WHAT YOU HAVE TO DO> Would you write out the listing verbatim and skip every picture in it?

· · · · · · ·

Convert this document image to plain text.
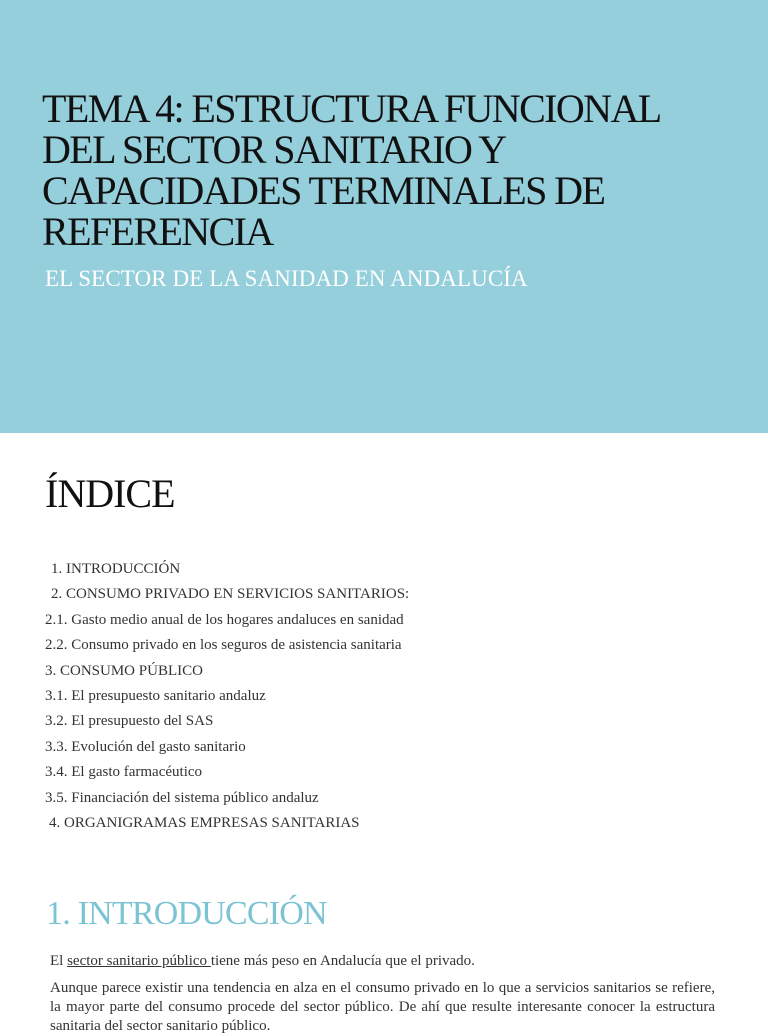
TEMA 4: ESTRUCTURA FUNCIONAL
DEL SECTOR SANITARIO Y
CAPACIDADES TERMINALES DE
REFERENCIA

EL SECTOR DE LA SANIDAD EN ANDALUCÍA

ÍNDICE
1. INTRODUCCIÓN
2. CONSUMO PRIVADO EN SERVICIOS SANITARIOS:
2.1. Gasto medio anual de los hogares andaluces en sanidad
2.2. Consumo privado en los seguros de asistencia sanitaria
3. CONSUMO PÚBLICO
3.1. El presupuesto sanitario andaluz
3.2. El presupuesto del SAS
3.3. Evolución del gasto sanitario
3.4. El gasto farmacéutico
3.5. Financiación del sistema público andaluz
4. ORGANIGRAMAS EMPRESAS SANITARIAS
1. INTRODUCCIÓN

El sector sanitario público tiene más peso en Andalucía que el privado.

Aunque parece existir una tendencia en alza en el consumo privado en lo que a servicios sanitarios se refiere, la mayor parte del consumo procede del sector público. De ahí que resulte interesante conocer la estructura sanitaria del sector sanitario público.
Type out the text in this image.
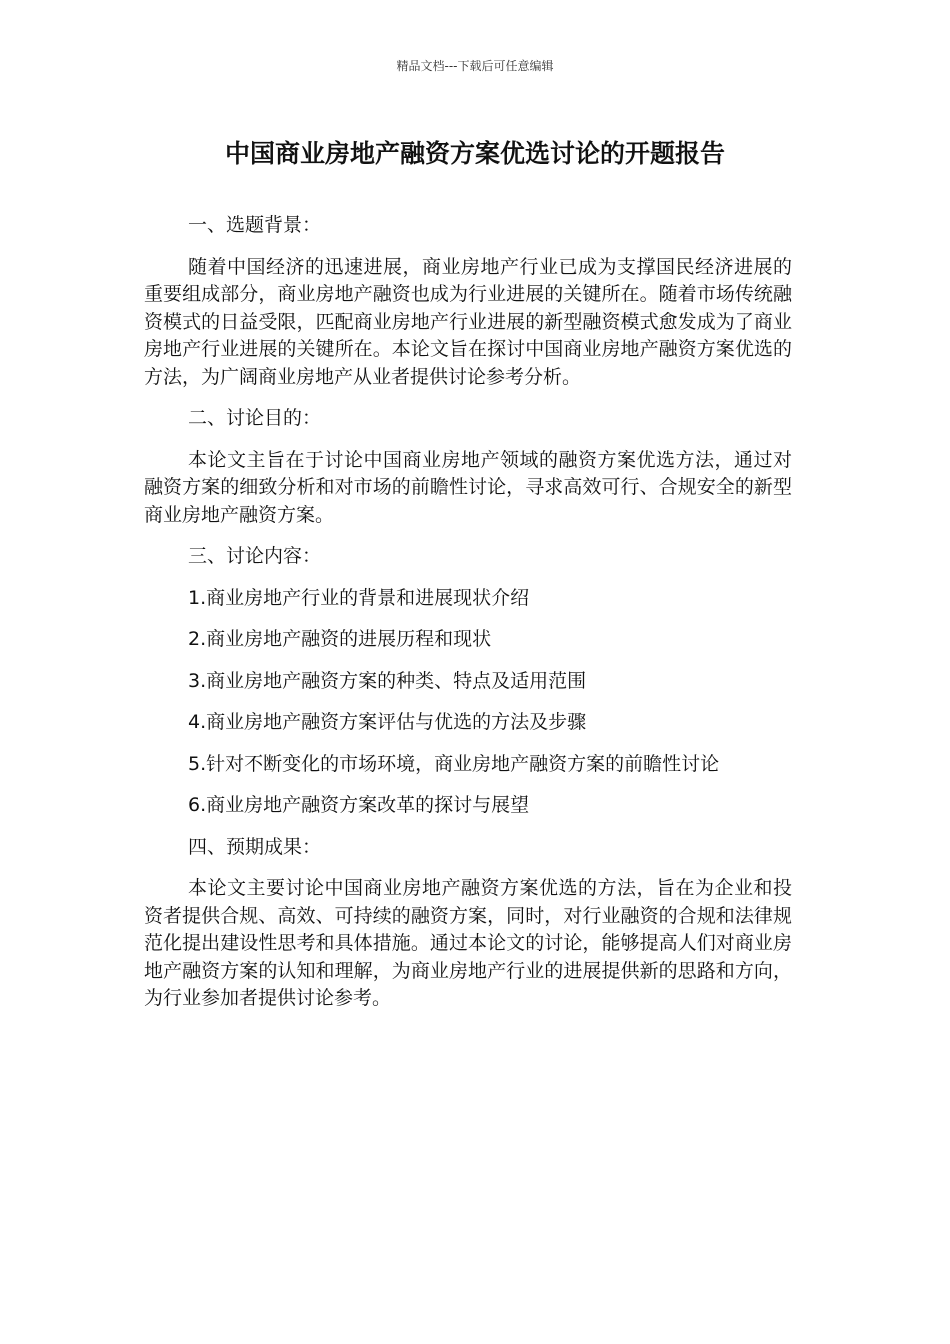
精品文档---下载后可任意编辑
中国商业房地产融资方案优选讨论的开题报告
一、选题背景：
随着中国经济的迅速进展，商业房地产行业已成为支撑国民经济进展的重要组成部分，商业房地产融资也成为行业进展的关键所在。随着市场传统融资模式的日益受限，匹配商业房地产行业进展的新型融资模式愈发成为了商业房地产行业进展的关键所在。本论文旨在探讨中国商业房地产融资方案优选的方法，为广阔商业房地产从业者提供讨论参考分析。
二、讨论目的：
本论文主旨在于讨论中国商业房地产领域的融资方案优选方法，通过对融资方案的细致分析和对市场的前瞻性讨论，寻求高效可行、合规安全的新型商业房地产融资方案。
三、讨论内容：
1.商业房地产行业的背景和进展现状介绍
2.商业房地产融资的进展历程和现状
3.商业房地产融资方案的种类、特点及适用范围
4.商业房地产融资方案评估与优选的方法及步骤
5.针对不断变化的市场环境，商业房地产融资方案的前瞻性讨论
6.商业房地产融资方案改革的探讨与展望
四、预期成果：
本论文主要讨论中国商业房地产融资方案优选的方法，旨在为企业和投资者提供合规、高效、可持续的融资方案，同时，对行业融资的合规和法律规范化提出建设性思考和具体措施。通过本论文的讨论，能够提高人们对商业房地产融资方案的认知和理解，为商业房地产行业的进展提供新的思路和方向，为行业参加者提供讨论参考。
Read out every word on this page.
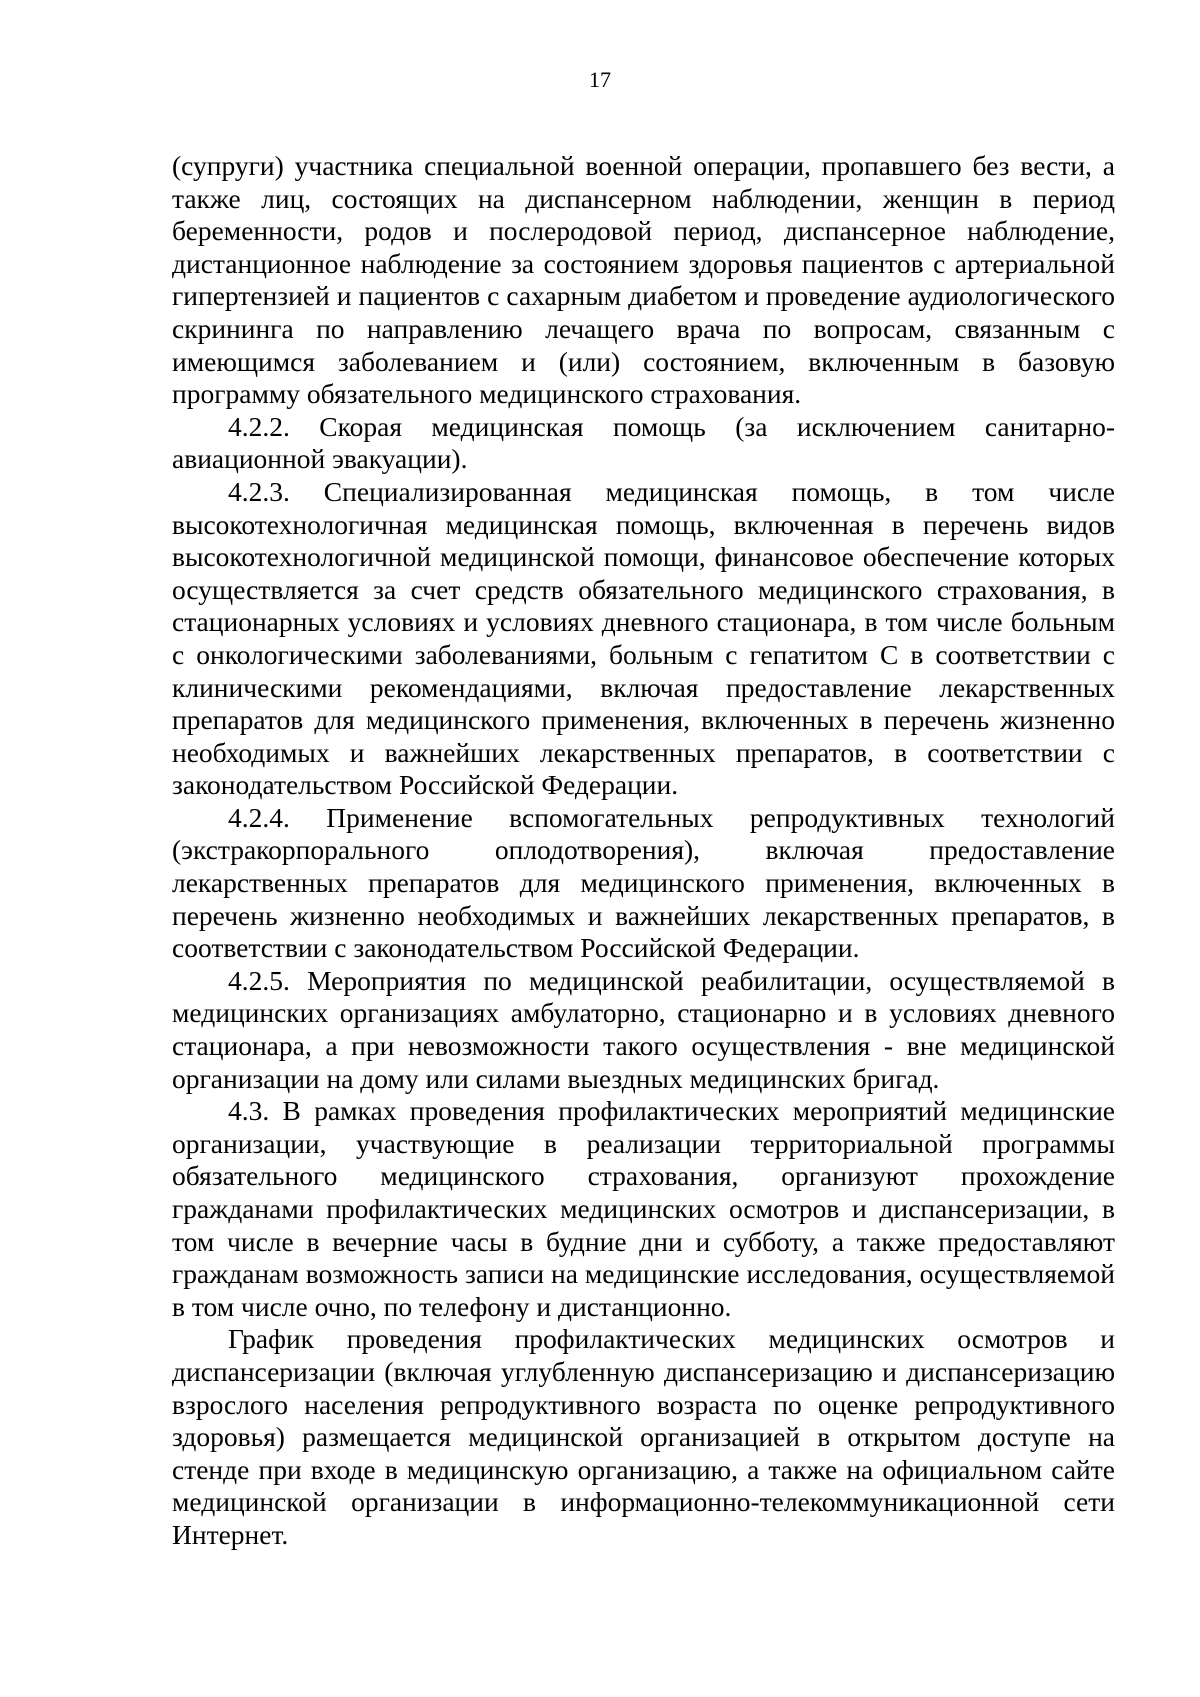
17

(супруги) участника специальной военной операции, пропавшего без вести, а также лиц, состоящих на диспансерном наблюдении, женщин в период беременности, родов и послеродовой период, диспансерное наблюдение, дистанционное наблюдение за состоянием здоровья пациентов с артериальной гипертензией и пациентов с сахарным диабетом и проведение аудиологического скрининга по направлению лечащего врача по вопросам, связанным с имеющимся заболеванием и (или) состоянием, включенным в базовую программу обязательного медицинского страхования.

4.2.2. Скорая медицинская помощь (за исключением санитарно-авиационной эвакуации).

4.2.3. Специализированная медицинская помощь, в том числе высокотехнологичная медицинская помощь, включенная в перечень видов высокотехнологичной медицинской помощи, финансовое обеспечение которых осуществляется за счет средств обязательного медицинского страхования, в стационарных условиях и условиях дневного стационара, в том числе больным с онкологическими заболеваниями, больным с гепатитом С в соответствии с клиническими рекомендациями, включая предоставление лекарственных препаратов для медицинского применения, включенных в перечень жизненно необходимых и важнейших лекарственных препаратов, в соответствии с законодательством Российской Федерации.

4.2.4. Применение вспомогательных репродуктивных технологий (экстракорпорального оплодотворения), включая предоставление лекарственных препаратов для медицинского применения, включенных в перечень жизненно необходимых и важнейших лекарственных препаратов, в соответствии с законодательством Российской Федерации.

4.2.5. Мероприятия по медицинской реабилитации, осуществляемой в медицинских организациях амбулаторно, стационарно и в условиях дневного стационара, а при невозможности такого осуществления - вне медицинской организации на дому или силами выездных медицинских бригад.

4.3. В рамках проведения профилактических мероприятий медицинские организации, участвующие в реализации территориальной программы обязательного медицинского страхования, организуют прохождение гражданами профилактических медицинских осмотров и диспансеризации, в том числе в вечерние часы в будние дни и субботу, а также предоставляют гражданам возможность записи на медицинские исследования, осуществляемой в том числе очно, по телефону и дистанционно.

График проведения профилактических медицинских осмотров и диспансеризации (включая углубленную диспансеризацию и диспансеризацию взрослого населения репродуктивного возраста по оценке репродуктивного здоровья) размещается медицинской организацией в открытом доступе на стенде при входе в медицинскую организацию, а также на официальном сайте медицинской организации в информационно-телекоммуникационной сети Интернет.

· · · · · · ·

RESULT OF THIS EXERCISE>
Convert this document image to plain text.
TEMA 4: ESTRUCTURA FUNCIONAL
DEL SECTOR SANITARIO Y
CAPACIDADES TERMINALES DE
REFERENCIA

EL SECTOR DE LA SANIDAD EN ANDALUCÍA

ÍNDICE
1. INTRODUCCIÓN
2. CONSUMO PRIVADO EN SERVICIOS SANITARIOS:
2.1. Gasto medio anual de los hogares andaluces en sanidad
2.2. Consumo privado en los seguros de asistencia sanitaria
3. CONSUMO PÚBLICO
3.1. El presupuesto sanitario andaluz
3.2. El presupuesto del SAS
3.3. Evolución del gasto sanitario
3.4. El gasto farmacéutico
3.5. Financiación del sistema público andaluz
4. ORGANIGRAMAS EMPRESAS SANITARIAS
1. INTRODUCCIÓN

El sector sanitario público tiene más peso en Andalucía que el privado.

Aunque parece existir una tendencia en alza en el consumo privado en lo que a servicios sanitarios se refiere, la mayor parte del consumo procede del sector público. De ahí que resulte interesante conocer la estructura sanitaria del sector sanitario público.
Type out the text in this image.
精品文档---下载后可任意编辑
中国商业房地产融资方案优选讨论的开题报告
一、选题背景：
随着中国经济的迅速进展，商业房地产行业已成为支撑国民经济进展的重要组成部分，商业房地产融资也成为行业进展的关键所在。随着市场传统融资模式的日益受限，匹配商业房地产行业进展的新型融资模式愈发成为了商业房地产行业进展的关键所在。本论文旨在探讨中国商业房地产融资方案优选的方法，为广阔商业房地产从业者提供讨论参考分析。
二、讨论目的：
本论文主旨在于讨论中国商业房地产领域的融资方案优选方法，通过对融资方案的细致分析和对市场的前瞻性讨论，寻求高效可行、合规安全的新型商业房地产融资方案。
三、讨论内容：
1.商业房地产行业的背景和进展现状介绍
2.商业房地产融资的进展历程和现状
3.商业房地产融资方案的种类、特点及适用范围
4.商业房地产融资方案评估与优选的方法及步骤
5.针对不断变化的市场环境，商业房地产融资方案的前瞻性讨论
6.商业房地产融资方案改革的探讨与展望
四、预期成果：
本论文主要讨论中国商业房地产融资方案优选的方法，旨在为企业和投资者提供合规、高效、可持续的融资方案，同时，对行业融资的合规和法律规范化提出建设性思考和具体措施。通过本论文的讨论，能够提高人们对商业房地产融资方案的认知和理解，为商业房地产行业的进展提供新的思路和方向，为行业参加者提供讨论参考。
Read out every word on this page.
17

(супруги) участника специальной военной операции, пропавшего без вести, а также лиц, состоящих на диспансерном наблюдении, женщин в период беременности, родов и послеродовой период, диспансерное наблюдение, дистанционное наблюдение за состоянием здоровья пациентов с артериальной гипертензией и пациентов с сахарным диабетом и проведение аудиологического скрининга по направлению лечащего врача по вопросам, связанным с имеющимся заболеванием и (или) состоянием, включенным в базовую программу обязательного медицинского страхования.

4.2.2. Скорая медицинская помощь (за исключением санитарно-авиационной эвакуации).

4.2.3. Специализированная медицинская помощь, в том числе высокотехнологичная медицинская помощь, включенная в перечень видов высокотехнологичной медицинской помощи, финансовое обеспечение которых осуществляется за счет средств обязательного медицинского страхования, в стационарных условиях и условиях дневного стационара, в том числе больным с онкологическими заболеваниями, больным с гепатитом С в соответствии с клиническими рекомендациями, включая предоставление лекарственных препаратов для медицинского применения, включенных в перечень жизненно необходимых и важнейших лекарственных препаратов, в соответствии с законодательством Российской Федерации.

4.2.4. Применение вспомогательных репродуктивных технологий (экстракорпорального оплодотворения), включая предоставление лекарственных препаратов для медицинского применения, включенных в перечень жизненно необходимых и важнейших лекарственных препаратов, в соответствии с законодательством Российской Федерации.

4.2.5. Мероприятия по медицинской реабилитации, осуществляемой в медицинских организациях амбулаторно, стационарно и в условиях дневного стационара, а при невозможности такого осуществления - вне медицинской организации на дому или силами выездных медицинских бригад.

4.3. В рамках проведения профилактических мероприятий медицинские организации, участвующие в реализации территориальной программы обязательного медицинского страхования, организуют прохождение гражданами профилактических медицинских осмотров и диспансеризации, в том числе в вечерние часы в будние дни и субботу, а также предоставляют гражданам возможность записи на медицинские исследования, осуществляемой в том числе очно, по телефону и дистанционно.

График проведения профилактических медицинских осмотров и диспансеризации (включая углубленную диспансеризацию и диспансеризацию взрослого населения репродуктивного возраста по оценке репродуктивного здоровья) размещается медицинской организацией в открытом доступе на стенде при входе в медицинскую организацию, а также на официальном сайте медицинской организации в информационно-телекоммуникационной сети Интернет.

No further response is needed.